→ Work required:
Please return the records below word for word, from their first line through the line containing "sticker-circle (110, 446, 138, 474)", with both of those lines included.

→ The data:
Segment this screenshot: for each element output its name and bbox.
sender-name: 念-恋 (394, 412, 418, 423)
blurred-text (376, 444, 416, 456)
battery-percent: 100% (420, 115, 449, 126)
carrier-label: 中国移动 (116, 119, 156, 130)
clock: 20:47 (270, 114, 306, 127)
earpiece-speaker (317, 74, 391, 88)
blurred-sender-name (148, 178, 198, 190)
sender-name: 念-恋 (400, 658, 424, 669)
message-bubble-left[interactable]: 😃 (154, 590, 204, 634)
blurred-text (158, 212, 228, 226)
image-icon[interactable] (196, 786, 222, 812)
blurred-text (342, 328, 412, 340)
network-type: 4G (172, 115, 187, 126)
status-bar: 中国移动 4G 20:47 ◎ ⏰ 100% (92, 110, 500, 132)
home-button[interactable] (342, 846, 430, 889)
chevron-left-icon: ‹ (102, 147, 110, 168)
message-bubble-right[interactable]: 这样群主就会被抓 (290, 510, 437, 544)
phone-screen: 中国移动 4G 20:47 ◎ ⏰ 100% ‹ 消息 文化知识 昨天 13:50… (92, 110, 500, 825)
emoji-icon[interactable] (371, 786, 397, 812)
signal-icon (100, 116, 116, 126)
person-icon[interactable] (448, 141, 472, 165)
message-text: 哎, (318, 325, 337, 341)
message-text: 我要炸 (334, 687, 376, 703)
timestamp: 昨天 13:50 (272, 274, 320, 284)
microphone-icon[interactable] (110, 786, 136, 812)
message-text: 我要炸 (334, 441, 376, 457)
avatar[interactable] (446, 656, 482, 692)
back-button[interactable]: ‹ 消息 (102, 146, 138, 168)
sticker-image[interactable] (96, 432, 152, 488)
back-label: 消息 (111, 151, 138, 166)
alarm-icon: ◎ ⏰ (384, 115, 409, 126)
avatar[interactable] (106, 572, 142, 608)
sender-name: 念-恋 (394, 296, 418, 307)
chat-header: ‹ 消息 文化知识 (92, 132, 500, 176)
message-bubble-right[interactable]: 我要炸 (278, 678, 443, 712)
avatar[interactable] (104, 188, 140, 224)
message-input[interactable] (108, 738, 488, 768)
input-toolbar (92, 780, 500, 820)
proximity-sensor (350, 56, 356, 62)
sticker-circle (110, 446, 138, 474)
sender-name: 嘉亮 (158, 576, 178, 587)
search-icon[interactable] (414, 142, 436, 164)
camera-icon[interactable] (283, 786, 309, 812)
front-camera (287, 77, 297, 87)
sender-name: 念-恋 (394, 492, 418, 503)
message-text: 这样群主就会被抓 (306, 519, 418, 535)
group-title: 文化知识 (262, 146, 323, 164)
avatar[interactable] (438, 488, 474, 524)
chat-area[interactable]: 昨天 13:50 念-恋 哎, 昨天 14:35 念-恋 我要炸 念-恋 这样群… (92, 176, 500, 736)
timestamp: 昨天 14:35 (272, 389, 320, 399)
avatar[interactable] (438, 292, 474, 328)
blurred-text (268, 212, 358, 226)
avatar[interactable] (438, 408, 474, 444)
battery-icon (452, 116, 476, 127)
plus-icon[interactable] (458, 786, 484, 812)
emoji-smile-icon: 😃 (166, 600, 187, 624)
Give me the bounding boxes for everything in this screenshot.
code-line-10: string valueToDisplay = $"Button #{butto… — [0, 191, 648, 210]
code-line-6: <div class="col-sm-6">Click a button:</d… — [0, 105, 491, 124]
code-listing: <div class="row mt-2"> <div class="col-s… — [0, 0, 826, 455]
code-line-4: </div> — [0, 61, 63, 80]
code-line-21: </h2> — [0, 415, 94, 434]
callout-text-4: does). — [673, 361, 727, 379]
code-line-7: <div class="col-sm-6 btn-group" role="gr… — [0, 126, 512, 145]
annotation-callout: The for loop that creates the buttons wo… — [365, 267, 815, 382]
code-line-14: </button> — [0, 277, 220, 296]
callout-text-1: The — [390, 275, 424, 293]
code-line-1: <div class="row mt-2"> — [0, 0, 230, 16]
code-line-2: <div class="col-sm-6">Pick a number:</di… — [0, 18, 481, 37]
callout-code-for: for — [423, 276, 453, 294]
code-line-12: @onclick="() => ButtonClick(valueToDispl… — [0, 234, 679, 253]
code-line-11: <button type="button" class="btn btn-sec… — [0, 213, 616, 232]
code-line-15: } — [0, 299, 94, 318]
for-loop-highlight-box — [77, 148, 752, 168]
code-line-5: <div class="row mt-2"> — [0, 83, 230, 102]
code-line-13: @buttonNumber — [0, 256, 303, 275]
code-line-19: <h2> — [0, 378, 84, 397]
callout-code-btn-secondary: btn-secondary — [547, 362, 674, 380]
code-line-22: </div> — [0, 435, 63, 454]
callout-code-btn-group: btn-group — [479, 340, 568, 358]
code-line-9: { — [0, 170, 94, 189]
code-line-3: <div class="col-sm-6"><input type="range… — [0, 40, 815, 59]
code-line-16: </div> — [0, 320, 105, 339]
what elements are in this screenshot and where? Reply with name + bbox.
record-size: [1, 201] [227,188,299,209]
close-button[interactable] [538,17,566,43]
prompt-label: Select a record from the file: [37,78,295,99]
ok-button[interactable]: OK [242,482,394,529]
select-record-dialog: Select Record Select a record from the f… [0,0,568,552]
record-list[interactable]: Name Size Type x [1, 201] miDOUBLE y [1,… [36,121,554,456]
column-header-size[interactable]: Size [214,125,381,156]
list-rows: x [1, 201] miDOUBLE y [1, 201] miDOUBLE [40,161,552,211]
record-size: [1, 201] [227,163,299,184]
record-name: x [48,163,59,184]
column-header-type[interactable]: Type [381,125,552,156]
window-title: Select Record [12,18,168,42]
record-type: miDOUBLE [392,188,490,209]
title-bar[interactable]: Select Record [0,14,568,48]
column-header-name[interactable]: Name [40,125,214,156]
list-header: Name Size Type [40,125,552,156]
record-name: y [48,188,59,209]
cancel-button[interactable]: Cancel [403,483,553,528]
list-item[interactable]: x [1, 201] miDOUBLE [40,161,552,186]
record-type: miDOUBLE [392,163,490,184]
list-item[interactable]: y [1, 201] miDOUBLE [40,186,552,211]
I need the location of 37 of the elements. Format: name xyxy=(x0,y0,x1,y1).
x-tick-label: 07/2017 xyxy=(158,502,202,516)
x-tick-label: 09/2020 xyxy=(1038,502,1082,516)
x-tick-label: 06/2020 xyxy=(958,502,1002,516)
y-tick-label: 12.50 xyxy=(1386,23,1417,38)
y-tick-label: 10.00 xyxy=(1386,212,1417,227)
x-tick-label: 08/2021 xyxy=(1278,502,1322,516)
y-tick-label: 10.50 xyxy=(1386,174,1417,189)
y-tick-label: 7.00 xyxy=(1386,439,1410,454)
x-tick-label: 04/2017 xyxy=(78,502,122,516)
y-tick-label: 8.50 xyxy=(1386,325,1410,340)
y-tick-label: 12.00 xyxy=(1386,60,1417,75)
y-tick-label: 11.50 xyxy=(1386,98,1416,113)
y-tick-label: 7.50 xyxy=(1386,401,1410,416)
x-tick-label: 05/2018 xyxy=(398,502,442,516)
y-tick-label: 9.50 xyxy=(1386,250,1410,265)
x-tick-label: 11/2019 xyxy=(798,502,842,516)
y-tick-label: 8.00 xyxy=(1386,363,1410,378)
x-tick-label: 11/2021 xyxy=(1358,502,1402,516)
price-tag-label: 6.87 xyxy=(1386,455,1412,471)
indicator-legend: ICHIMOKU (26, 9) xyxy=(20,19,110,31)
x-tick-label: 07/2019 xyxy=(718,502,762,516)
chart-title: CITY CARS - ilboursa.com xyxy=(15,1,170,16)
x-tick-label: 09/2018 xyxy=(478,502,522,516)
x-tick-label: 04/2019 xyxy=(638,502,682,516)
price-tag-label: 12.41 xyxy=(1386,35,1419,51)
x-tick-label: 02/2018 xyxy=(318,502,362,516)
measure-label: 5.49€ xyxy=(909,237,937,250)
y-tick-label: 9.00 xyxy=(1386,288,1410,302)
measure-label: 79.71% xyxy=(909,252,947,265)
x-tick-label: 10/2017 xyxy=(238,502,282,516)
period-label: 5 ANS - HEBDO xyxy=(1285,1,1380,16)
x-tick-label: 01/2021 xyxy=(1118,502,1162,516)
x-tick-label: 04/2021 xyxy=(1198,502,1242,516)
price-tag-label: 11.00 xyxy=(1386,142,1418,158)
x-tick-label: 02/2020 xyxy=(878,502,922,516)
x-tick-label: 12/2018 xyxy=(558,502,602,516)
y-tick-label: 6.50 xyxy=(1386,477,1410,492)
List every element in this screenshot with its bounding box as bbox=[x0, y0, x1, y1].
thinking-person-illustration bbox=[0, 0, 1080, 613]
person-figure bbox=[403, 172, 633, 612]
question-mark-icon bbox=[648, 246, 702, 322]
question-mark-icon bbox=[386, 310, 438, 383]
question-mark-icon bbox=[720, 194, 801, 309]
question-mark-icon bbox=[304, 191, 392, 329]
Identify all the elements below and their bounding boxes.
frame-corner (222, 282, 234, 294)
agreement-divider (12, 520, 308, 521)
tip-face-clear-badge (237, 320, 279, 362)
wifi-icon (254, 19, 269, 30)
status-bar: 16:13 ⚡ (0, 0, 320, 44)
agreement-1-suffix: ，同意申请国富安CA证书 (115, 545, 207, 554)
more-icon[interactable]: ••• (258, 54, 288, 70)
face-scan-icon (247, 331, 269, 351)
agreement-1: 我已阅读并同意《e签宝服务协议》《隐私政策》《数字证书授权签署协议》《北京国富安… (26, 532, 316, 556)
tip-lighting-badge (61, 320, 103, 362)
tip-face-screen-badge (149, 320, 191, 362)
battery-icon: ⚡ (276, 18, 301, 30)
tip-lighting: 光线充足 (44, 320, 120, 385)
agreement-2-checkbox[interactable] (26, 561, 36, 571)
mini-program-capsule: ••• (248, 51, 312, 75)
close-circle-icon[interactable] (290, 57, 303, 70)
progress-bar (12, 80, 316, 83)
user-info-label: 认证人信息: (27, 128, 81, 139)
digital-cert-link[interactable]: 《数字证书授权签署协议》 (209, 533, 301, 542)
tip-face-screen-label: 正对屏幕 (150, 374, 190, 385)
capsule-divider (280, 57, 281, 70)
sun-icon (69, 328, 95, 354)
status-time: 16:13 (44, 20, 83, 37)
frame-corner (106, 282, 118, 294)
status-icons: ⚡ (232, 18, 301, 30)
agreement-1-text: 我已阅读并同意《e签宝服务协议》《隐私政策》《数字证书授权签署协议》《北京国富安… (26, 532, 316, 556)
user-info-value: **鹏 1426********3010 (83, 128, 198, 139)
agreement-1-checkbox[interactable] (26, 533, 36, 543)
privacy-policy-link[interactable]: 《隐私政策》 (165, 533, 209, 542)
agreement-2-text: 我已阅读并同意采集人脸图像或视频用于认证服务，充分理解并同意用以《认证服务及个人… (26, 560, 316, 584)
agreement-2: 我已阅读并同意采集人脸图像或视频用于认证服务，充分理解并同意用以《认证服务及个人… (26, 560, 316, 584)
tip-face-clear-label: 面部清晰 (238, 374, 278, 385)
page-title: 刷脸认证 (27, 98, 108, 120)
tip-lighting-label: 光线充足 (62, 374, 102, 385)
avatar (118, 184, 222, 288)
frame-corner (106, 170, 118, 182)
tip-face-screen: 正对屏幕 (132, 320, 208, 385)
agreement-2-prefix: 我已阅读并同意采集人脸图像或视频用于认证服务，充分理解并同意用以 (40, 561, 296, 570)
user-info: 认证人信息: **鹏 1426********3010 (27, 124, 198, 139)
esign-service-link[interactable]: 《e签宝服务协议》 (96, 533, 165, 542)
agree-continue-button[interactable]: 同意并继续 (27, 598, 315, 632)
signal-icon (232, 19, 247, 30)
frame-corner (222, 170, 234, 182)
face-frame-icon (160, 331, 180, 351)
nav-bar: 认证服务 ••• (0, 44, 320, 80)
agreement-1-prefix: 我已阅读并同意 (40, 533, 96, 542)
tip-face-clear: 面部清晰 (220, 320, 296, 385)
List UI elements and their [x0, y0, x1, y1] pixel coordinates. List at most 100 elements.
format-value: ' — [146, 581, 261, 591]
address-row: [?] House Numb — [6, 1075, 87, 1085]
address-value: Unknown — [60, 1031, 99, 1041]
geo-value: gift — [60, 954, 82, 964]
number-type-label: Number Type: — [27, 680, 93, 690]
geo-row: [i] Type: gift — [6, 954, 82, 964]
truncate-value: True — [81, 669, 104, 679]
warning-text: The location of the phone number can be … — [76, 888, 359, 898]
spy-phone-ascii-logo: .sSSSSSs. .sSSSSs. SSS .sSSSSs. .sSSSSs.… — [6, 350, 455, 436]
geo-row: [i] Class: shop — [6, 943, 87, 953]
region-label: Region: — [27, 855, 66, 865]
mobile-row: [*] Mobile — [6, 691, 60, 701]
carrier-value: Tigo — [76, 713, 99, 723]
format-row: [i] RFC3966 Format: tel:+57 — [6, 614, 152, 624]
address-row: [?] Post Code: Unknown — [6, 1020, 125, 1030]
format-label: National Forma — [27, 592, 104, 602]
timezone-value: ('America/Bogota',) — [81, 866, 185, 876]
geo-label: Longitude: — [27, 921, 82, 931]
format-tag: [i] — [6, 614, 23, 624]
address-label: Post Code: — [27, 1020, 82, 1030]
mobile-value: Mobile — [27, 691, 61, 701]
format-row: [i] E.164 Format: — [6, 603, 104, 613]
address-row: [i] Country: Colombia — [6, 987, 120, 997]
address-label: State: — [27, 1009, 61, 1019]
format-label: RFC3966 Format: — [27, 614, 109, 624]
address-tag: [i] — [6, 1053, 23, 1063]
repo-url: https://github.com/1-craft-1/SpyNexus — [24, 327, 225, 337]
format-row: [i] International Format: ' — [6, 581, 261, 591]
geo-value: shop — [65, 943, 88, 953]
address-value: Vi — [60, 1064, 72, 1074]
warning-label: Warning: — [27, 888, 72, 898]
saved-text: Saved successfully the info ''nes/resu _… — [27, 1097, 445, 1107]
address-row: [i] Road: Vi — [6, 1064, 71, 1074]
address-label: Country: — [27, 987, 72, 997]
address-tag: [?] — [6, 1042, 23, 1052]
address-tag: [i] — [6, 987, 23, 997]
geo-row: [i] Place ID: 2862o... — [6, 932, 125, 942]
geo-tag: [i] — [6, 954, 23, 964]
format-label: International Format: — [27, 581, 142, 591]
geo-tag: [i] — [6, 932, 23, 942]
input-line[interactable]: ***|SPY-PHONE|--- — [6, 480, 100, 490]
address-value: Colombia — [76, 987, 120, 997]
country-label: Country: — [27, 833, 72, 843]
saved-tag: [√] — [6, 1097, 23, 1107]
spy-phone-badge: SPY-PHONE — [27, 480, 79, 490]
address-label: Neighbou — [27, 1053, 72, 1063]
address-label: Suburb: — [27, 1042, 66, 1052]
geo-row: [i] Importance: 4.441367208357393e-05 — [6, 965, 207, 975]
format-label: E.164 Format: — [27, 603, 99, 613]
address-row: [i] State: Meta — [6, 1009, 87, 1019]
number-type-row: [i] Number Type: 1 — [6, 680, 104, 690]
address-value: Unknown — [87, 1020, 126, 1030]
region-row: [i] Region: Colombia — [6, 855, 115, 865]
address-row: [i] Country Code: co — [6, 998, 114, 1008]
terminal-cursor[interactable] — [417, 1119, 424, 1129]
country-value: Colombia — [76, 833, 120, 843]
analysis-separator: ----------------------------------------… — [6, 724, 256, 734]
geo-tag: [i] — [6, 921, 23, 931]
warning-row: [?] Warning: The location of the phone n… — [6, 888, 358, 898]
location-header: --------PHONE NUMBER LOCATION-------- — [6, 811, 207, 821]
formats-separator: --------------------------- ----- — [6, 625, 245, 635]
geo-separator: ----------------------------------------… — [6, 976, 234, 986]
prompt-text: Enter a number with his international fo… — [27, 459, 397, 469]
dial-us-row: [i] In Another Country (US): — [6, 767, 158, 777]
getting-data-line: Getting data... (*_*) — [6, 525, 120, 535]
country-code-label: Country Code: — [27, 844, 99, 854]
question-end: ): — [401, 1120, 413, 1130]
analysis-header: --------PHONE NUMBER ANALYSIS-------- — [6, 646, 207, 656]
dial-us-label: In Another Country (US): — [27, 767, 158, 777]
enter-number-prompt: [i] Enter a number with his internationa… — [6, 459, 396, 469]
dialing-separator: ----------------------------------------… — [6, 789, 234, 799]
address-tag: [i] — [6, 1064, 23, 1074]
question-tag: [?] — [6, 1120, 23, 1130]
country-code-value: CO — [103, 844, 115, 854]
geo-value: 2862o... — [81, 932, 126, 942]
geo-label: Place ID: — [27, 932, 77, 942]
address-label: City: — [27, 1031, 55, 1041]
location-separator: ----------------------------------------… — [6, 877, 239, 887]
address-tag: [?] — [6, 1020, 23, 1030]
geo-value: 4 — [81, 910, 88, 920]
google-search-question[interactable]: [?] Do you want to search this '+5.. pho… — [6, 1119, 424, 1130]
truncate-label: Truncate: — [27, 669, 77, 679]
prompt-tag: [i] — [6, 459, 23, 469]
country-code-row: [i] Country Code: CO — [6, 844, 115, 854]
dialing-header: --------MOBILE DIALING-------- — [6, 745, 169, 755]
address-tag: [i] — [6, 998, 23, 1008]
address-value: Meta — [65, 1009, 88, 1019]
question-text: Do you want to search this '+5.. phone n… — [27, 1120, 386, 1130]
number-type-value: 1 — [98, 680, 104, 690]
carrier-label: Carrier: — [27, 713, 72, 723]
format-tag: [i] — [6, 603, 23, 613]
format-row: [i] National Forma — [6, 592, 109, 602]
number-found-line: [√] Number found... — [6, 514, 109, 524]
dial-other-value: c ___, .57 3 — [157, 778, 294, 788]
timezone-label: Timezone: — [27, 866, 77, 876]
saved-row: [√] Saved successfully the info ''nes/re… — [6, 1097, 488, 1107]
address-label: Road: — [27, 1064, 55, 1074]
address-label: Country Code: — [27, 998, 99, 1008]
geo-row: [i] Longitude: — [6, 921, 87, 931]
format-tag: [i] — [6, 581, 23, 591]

→ Response to the exercise:
Segment this screenshot: for each element output its name and bbox.
sender-name: 念-恋 (394, 412, 418, 423)
blurred-text (376, 444, 416, 456)
battery-percent: 100% (420, 115, 449, 126)
carrier-label: 中国移动 (116, 119, 156, 130)
clock: 20:47 (270, 114, 306, 127)
earpiece-speaker (317, 74, 391, 88)
blurred-sender-name (148, 178, 198, 190)
sender-name: 念-恋 (400, 658, 424, 669)
message-bubble-left[interactable]: 😃 (154, 590, 204, 634)
blurred-text (158, 212, 228, 226)
image-icon[interactable] (196, 786, 222, 812)
blurred-text (342, 328, 412, 340)
network-type: 4G (172, 115, 187, 126)
status-bar: 中国移动 4G 20:47 ◎ ⏰ 100% (92, 110, 500, 132)
home-button[interactable] (342, 846, 430, 889)
chevron-left-icon: ‹ (102, 147, 110, 168)
message-bubble-right[interactable]: 这样群主就会被抓 (290, 510, 437, 544)
phone-screen: 中国移动 4G 20:47 ◎ ⏰ 100% ‹ 消息 文化知识 昨天 13:50… (92, 110, 500, 825)
emoji-icon[interactable] (371, 786, 397, 812)
signal-icon (100, 116, 116, 126)
person-icon[interactable] (448, 141, 472, 165)
message-text: 哎, (318, 325, 337, 341)
message-text: 我要炸 (334, 687, 376, 703)
timestamp: 昨天 13:50 (272, 274, 320, 284)
microphone-icon[interactable] (110, 786, 136, 812)
message-text: 我要炸 (334, 441, 376, 457)
avatar[interactable] (446, 656, 482, 692)
back-button[interactable]: ‹ 消息 (102, 146, 138, 168)
sticker-image[interactable] (96, 432, 152, 488)
back-label: 消息 (111, 151, 138, 166)
alarm-icon: ◎ ⏰ (384, 115, 409, 126)
avatar[interactable] (106, 572, 142, 608)
sender-name: 念-恋 (394, 296, 418, 307)
chat-header: ‹ 消息 文化知识 (92, 132, 500, 176)
message-bubble-right[interactable]: 我要炸 (278, 678, 443, 712)
avatar[interactable] (104, 188, 140, 224)
message-input[interactable] (108, 738, 488, 768)
input-toolbar (92, 780, 500, 820)
proximity-sensor (350, 56, 356, 62)
sticker-circle (110, 446, 138, 474)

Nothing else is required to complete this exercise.